- [Work to do]: Locate each line with the string "único" in the listing below and copy it.

───── Information provided ─────

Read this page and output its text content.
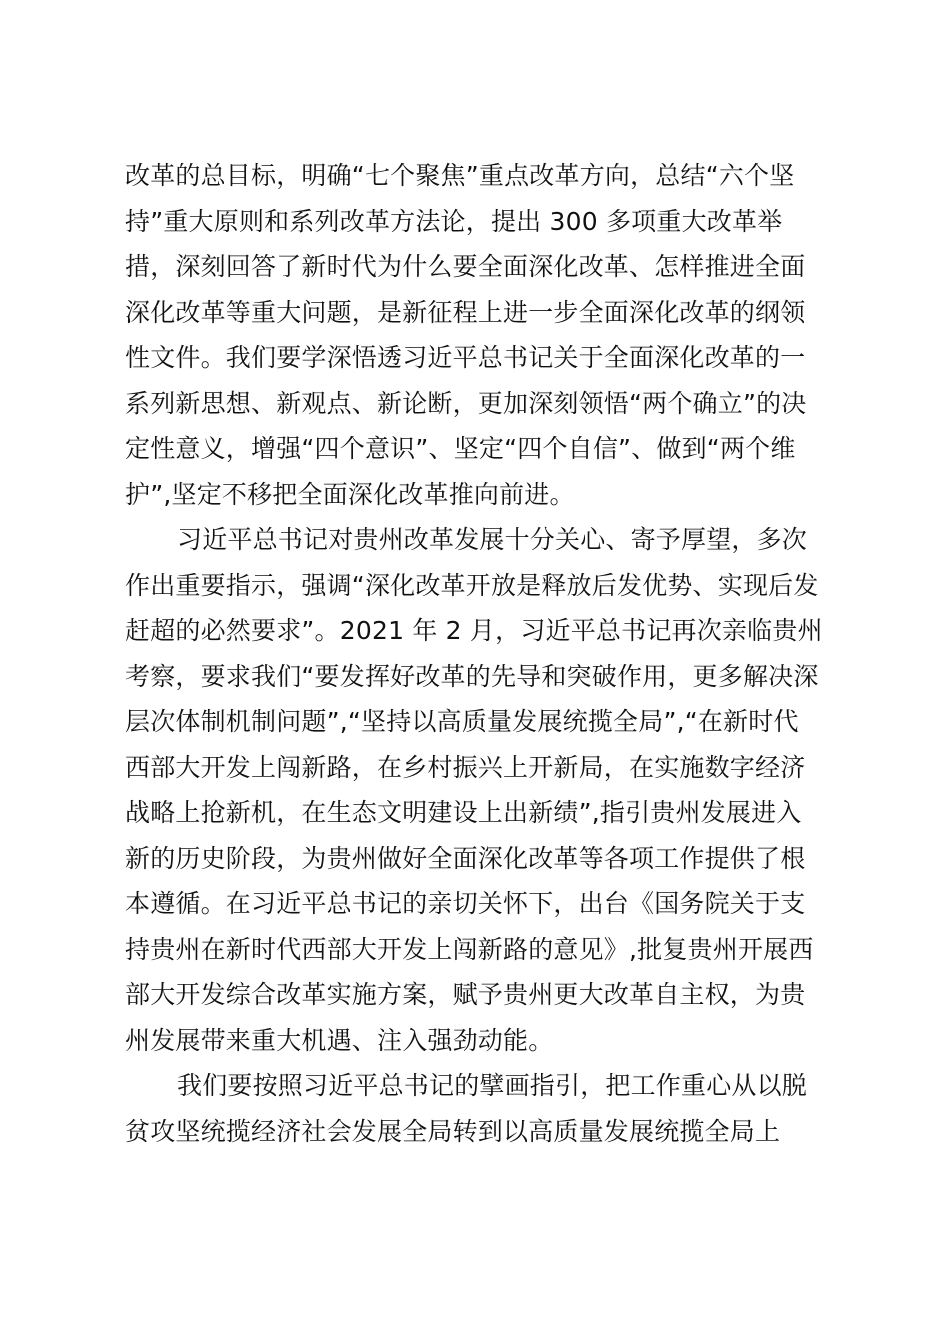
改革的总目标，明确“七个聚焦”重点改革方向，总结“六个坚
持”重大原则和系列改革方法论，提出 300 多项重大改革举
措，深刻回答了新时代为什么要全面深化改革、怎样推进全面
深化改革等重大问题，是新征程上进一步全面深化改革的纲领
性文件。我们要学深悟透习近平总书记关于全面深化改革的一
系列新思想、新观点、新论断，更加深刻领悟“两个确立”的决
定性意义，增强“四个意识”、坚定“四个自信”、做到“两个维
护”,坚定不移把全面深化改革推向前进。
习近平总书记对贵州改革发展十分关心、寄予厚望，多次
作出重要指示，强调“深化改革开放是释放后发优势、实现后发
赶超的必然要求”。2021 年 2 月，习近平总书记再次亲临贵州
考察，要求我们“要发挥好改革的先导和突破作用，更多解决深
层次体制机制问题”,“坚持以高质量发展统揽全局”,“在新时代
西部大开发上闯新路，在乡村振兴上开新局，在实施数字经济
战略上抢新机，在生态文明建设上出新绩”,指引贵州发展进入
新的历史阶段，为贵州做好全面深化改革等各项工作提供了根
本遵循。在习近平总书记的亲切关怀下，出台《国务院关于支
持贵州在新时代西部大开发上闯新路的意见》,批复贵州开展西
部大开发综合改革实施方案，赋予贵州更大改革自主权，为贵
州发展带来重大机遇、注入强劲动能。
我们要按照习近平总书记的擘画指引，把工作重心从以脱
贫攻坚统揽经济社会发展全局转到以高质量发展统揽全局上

─────
───── Information provided ─────

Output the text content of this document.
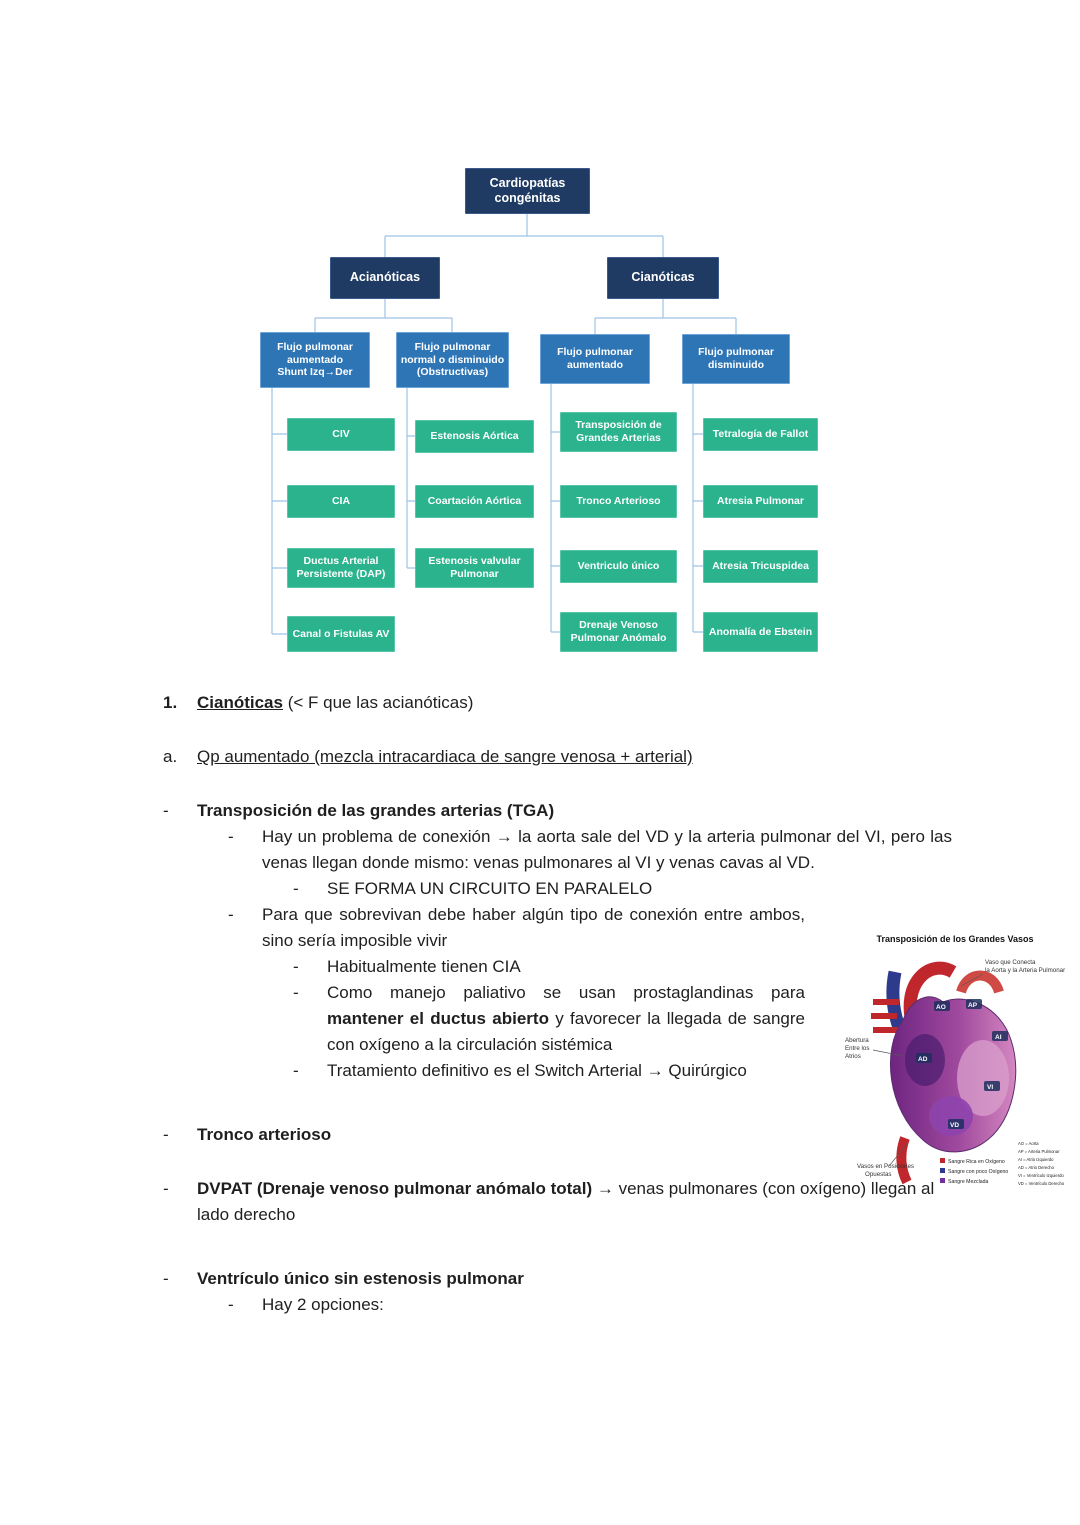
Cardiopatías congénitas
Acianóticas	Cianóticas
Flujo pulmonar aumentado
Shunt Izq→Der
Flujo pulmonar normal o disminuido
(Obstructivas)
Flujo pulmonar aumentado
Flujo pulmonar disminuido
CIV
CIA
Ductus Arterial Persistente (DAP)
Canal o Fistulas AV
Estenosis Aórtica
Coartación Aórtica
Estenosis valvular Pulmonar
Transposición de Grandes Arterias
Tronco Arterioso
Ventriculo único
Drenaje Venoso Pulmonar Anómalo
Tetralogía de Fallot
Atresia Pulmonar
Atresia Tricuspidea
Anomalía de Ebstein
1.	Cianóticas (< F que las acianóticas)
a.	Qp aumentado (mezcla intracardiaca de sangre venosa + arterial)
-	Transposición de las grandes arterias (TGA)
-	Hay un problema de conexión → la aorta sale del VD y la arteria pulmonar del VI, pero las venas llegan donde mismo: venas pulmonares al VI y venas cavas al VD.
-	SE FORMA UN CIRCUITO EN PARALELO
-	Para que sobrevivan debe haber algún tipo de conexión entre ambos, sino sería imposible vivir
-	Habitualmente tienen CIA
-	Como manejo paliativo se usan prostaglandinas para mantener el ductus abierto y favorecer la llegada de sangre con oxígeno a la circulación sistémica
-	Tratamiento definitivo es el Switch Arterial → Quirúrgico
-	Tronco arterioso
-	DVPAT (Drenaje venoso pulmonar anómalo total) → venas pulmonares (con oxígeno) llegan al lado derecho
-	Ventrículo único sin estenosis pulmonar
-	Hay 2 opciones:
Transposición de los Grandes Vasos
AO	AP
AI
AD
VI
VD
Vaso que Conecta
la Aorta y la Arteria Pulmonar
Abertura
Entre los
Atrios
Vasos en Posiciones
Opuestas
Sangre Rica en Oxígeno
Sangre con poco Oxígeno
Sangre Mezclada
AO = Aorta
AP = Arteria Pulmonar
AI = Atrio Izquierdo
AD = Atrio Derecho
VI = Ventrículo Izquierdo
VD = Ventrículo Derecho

─────
───── Information provided ─────

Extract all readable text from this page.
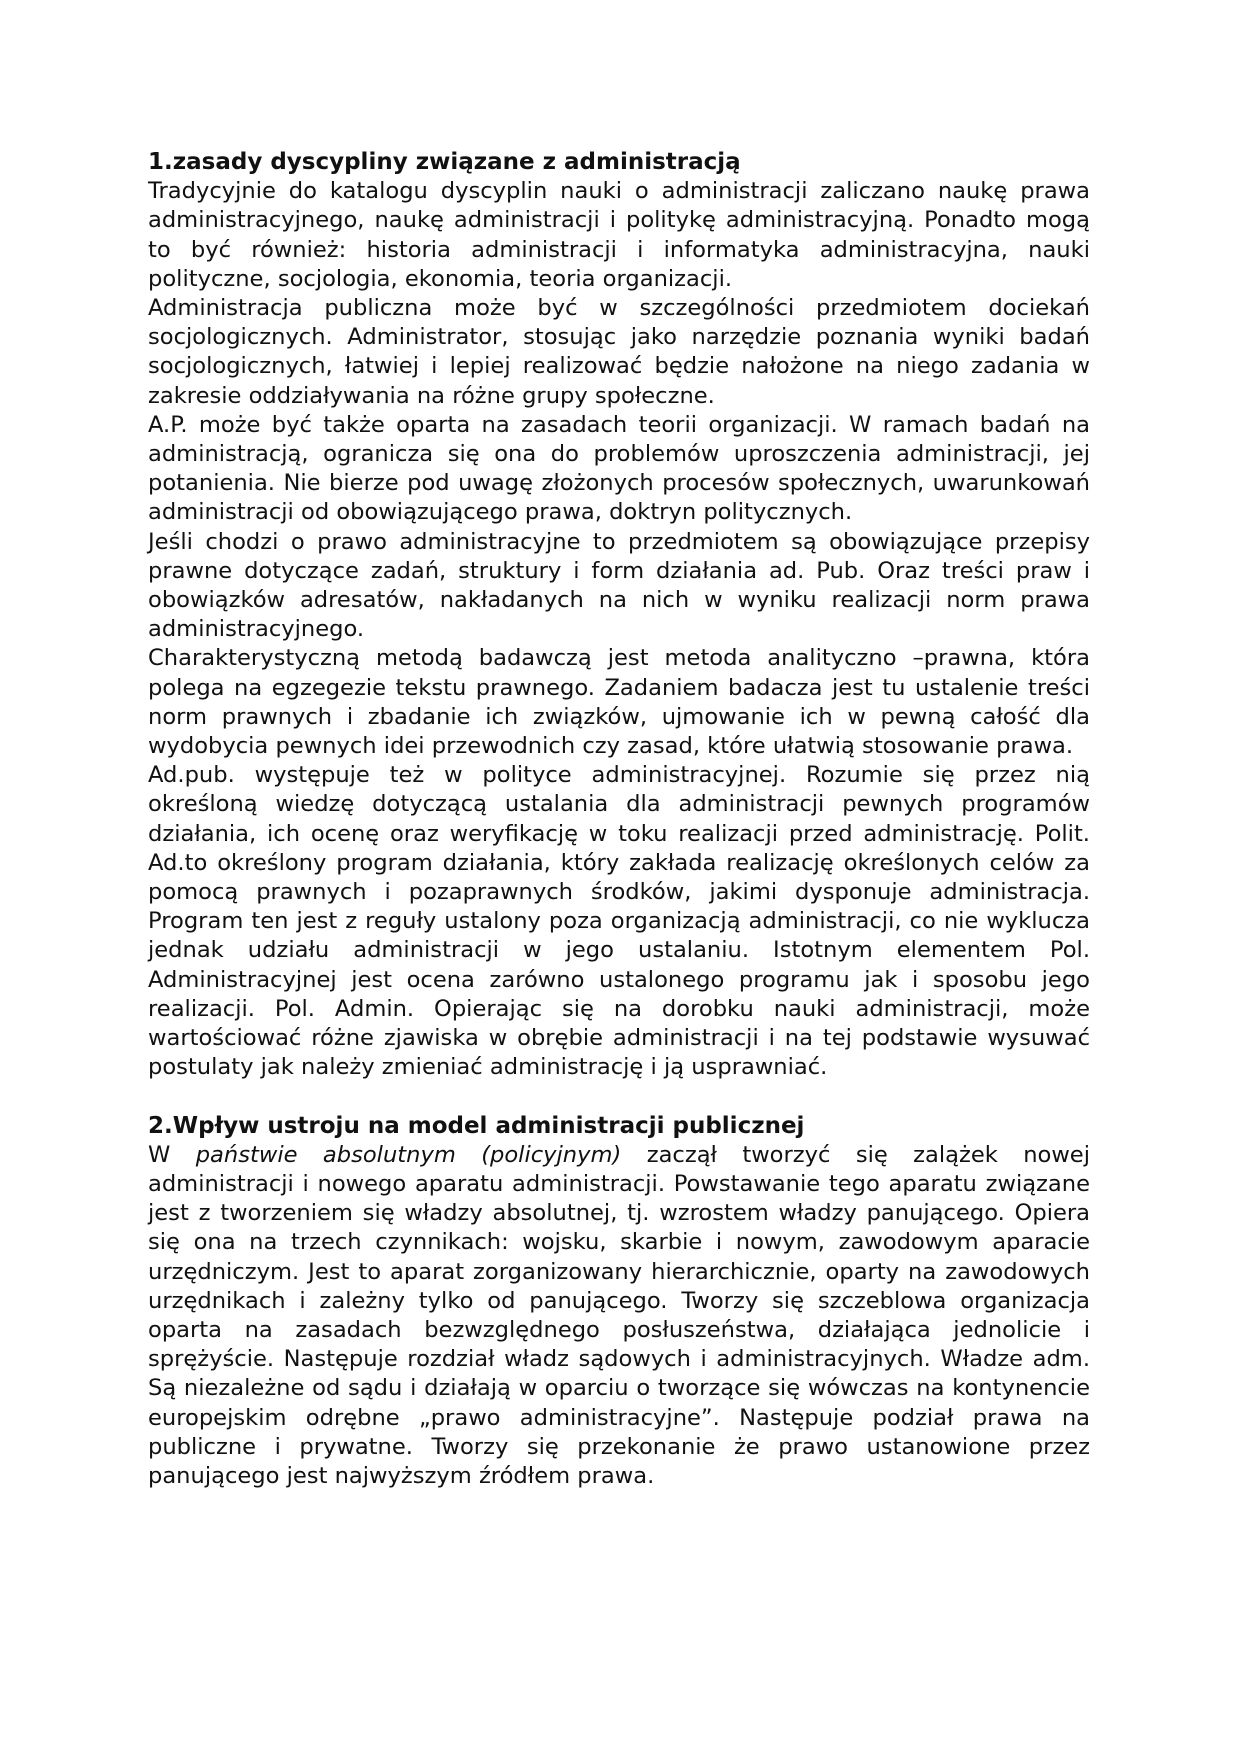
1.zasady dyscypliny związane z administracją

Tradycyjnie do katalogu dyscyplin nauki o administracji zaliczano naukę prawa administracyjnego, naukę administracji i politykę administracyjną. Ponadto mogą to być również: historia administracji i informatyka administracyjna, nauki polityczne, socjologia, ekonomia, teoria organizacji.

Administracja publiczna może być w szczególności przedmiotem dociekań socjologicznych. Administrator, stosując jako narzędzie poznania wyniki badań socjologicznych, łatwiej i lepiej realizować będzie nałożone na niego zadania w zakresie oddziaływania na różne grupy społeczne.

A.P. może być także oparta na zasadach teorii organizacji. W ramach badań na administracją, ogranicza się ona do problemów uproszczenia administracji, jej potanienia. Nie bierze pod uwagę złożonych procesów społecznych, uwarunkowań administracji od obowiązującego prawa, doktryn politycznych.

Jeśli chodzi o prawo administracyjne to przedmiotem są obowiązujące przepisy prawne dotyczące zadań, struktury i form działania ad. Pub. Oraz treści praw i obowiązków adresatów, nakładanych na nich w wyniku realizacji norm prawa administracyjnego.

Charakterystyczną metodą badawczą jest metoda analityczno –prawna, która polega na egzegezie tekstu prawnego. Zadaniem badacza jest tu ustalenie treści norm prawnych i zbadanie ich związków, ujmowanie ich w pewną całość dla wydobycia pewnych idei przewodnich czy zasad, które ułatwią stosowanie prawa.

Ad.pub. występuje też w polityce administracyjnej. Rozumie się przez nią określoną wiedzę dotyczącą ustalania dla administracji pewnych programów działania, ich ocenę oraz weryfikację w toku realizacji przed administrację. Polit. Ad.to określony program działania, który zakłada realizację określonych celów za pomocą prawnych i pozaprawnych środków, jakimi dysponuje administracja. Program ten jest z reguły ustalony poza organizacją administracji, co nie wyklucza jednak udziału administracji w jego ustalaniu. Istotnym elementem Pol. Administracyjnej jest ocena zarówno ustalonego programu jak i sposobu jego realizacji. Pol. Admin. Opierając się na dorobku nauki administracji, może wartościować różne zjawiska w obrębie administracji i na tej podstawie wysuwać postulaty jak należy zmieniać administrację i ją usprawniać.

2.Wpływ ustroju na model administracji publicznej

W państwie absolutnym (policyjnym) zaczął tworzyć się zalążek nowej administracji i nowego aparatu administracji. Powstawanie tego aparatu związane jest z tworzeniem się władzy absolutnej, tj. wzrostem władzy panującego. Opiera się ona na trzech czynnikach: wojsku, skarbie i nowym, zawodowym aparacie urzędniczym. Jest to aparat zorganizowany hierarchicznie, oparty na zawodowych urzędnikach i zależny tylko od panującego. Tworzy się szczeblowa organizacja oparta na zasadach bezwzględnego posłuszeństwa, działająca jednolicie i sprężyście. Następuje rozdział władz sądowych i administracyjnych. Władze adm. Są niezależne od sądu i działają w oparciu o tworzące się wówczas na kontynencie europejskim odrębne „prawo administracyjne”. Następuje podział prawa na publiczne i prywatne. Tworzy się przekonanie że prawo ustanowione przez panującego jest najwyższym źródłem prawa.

─────

- [The completed task]:
Ventriculo único
-	Ventrículo único sin estenosis pulmonar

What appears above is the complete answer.